* To do: Each entry below is to be printed verbatim.

* Records for this task:
####

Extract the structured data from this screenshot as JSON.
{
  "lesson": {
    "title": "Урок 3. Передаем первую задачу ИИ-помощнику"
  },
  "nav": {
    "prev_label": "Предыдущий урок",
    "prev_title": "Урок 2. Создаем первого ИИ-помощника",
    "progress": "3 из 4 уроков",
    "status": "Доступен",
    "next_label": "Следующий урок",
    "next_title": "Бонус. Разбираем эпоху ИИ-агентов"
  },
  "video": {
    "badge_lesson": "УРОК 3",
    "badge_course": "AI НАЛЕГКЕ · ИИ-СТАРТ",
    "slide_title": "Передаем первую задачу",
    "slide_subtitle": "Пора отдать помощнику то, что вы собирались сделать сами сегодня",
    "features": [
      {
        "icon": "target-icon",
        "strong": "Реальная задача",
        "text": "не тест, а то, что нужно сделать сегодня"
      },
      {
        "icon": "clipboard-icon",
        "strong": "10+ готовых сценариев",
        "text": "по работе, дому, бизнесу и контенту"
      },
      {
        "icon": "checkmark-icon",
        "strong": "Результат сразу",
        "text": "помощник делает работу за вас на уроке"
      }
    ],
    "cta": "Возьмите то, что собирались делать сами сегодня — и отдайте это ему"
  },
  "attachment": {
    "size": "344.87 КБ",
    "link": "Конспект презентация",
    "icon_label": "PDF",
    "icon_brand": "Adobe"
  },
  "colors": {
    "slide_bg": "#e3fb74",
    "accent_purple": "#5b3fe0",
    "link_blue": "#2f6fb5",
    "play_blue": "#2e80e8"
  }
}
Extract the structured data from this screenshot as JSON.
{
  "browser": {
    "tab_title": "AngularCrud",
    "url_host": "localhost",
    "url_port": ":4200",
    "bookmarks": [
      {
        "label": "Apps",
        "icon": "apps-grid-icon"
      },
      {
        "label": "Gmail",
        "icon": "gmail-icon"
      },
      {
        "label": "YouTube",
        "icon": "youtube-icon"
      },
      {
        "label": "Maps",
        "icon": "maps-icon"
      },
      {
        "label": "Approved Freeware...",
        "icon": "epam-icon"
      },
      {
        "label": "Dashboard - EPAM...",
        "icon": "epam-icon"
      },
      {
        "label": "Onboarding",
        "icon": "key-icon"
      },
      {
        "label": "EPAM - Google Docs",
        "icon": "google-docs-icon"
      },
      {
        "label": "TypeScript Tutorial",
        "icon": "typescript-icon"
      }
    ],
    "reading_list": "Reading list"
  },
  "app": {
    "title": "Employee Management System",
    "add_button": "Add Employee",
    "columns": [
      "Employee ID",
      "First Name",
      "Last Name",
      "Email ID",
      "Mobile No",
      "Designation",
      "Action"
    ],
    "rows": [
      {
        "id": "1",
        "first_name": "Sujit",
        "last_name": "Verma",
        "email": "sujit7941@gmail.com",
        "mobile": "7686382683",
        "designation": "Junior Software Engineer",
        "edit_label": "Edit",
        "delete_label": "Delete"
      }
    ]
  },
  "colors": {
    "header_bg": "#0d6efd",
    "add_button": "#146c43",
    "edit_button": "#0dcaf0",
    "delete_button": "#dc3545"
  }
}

####

* Result for this task:
Extract the structured data from this screenshot as JSON.
{
  "lesson": {
    "title": "Урок 3. Передаем первую задачу ИИ-помощнику"
  },
  "nav": {
    "prev_label": "Предыдущий урок",
    "prev_title": "Урок 2. Создаем первого ИИ-помощника",
    "progress": "3 из 4 уроков",
    "status": "Доступен",
    "next_label": "Следующий урок",
    "next_title": "Бонус. Разбираем эпоху ИИ-агентов"
  },
  "video": {
    "badge_lesson": "УРОК 3",
    "badge_course": "AI НАЛЕГКЕ · ИИ-СТАРТ",
    "slide_title": "Передаем первую задачу",
    "slide_subtitle": "Пора отдать помощнику то, что вы собирались сделать сами сегодня",
    "features": [
      {
        "icon": "target-icon",
        "strong": "Реальная задача",
        "text": "не тест, а то, что нужно сделать сегодня"
      },
      {
        "icon": "clipboard-icon",
        "strong": "10+ готовых сценариев",
        "text": "по работе, дому, бизнесу и контенту"
      },
      {
        "icon": "checkmark-icon",
        "strong": "Результат сразу",
        "text": "помощник делает работу за вас на уроке"
      }
    ],
    "cta": "Возьмите то, что собирались делать сами сегодня — и отдайте это ему"
  },
  "attachment": {
    "size": "344.87 КБ",
    "link": "Конспект презентация",
    "icon_label": "PDF",
    "icon_brand": "Adobe"
  },
  "colors": {
    "slide_bg": "#e3fb74",
    "accent_purple": "#5b3fe0",
    "link_blue": "#2f6fb5",
    "play_blue": "#2e80e8"
  }
}
Extract the structured data from this screenshot as JSON.
{
  "browser": {
    "tab_title": "AngularCrud",
    "url_host": "localhost",
    "url_port": ":4200",
    "bookmarks": [
      {
        "label": "Apps",
        "icon": "apps-grid-icon"
      },
      {
        "label": "Gmail",
        "icon": "gmail-icon"
      },
      {
        "label": "YouTube",
        "icon": "youtube-icon"
      },
      {
        "label": "Maps",
        "icon": "maps-icon"
      },
      {
        "label": "Approved Freeware...",
        "icon": "epam-icon"
      },
      {
        "label": "Dashboard - EPAM...",
        "icon": "epam-icon"
      },
      {
        "label": "Onboarding",
        "icon": "key-icon"
      },
      {
        "label": "EPAM - Google Docs",
        "icon": "google-docs-icon"
      },
      {
        "label": "TypeScript Tutorial",
        "icon": "typescript-icon"
      }
    ],
    "reading_list": "Reading list"
  },
  "app": {
    "title": "Employee Management System",
    "add_button": "Add Employee",
    "columns": [
      "Employee ID",
      "First Name",
      "Last Name",
      "Email ID",
      "Mobile No",
      "Designation",
      "Action"
    ],
    "rows": [
      {
        "id": "1",
        "first_name": "Sujit",
        "last_name": "Verma",
        "email": "sujit7941@gmail.com",
        "mobile": "7686382683",
        "designation": "Junior Software Engineer",
        "edit_label": "Edit",
        "delete_label": "Delete"
      }
    ]
  },
  "colors": {
    "header_bg": "#0d6efd",
    "add_button": "#146c43",
    "edit_button": "#0dcaf0",
    "delete_button": "#dc3545"
  }
}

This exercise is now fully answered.